▶ OBJECTIVE: Make an exact copy of the data below, leaving out every picture.

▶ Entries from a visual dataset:
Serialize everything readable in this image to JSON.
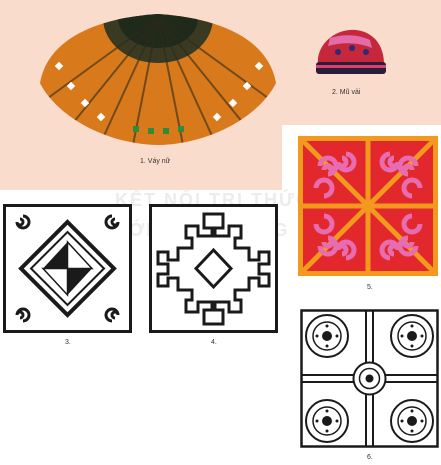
{
  "figures": {
    "skirt": {
      "caption": "1. Váy nữ"
    },
    "hat": {
      "caption": "2. Mũ vải"
    },
    "pattern3": {
      "caption": "3."
    },
    "pattern4": {
      "caption": "4."
    },
    "pattern5": {
      "caption": "5."
    },
    "pattern6": {
      "caption": "6."
    }
  },
  "watermark": {
    "line1": "KẾT NỐI TRI THỨC",
    "line2": "VỚI CUỘC SỐNG"
  },
  "colors": {
    "panel_bg": "#f9dccb",
    "orange": "#f39a1e",
    "red": "#e2272d",
    "pink": "#e86db0",
    "ink": "#1a1a1a"
  }
}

▶ REPLY:
Serialize everything readable in this image to JSON.
{
  "figures": {
    "skirt": {
      "caption": "1. Váy nữ"
    },
    "hat": {
      "caption": "2. Mũ vải"
    },
    "pattern3": {
      "caption": "3."
    },
    "pattern4": {
      "caption": "4."
    },
    "pattern5": {
      "caption": "5."
    },
    "pattern6": {
      "caption": "6."
    }
  },
  "watermark": {
    "line1": "KẾT NỐI TRI THỨC",
    "line2": "VỚI CUỘC SỐNG"
  },
  "colors": {
    "panel_bg": "#f9dccb",
    "orange": "#f39a1e",
    "red": "#e2272d",
    "pink": "#e86db0",
    "ink": "#1a1a1a"
  }
}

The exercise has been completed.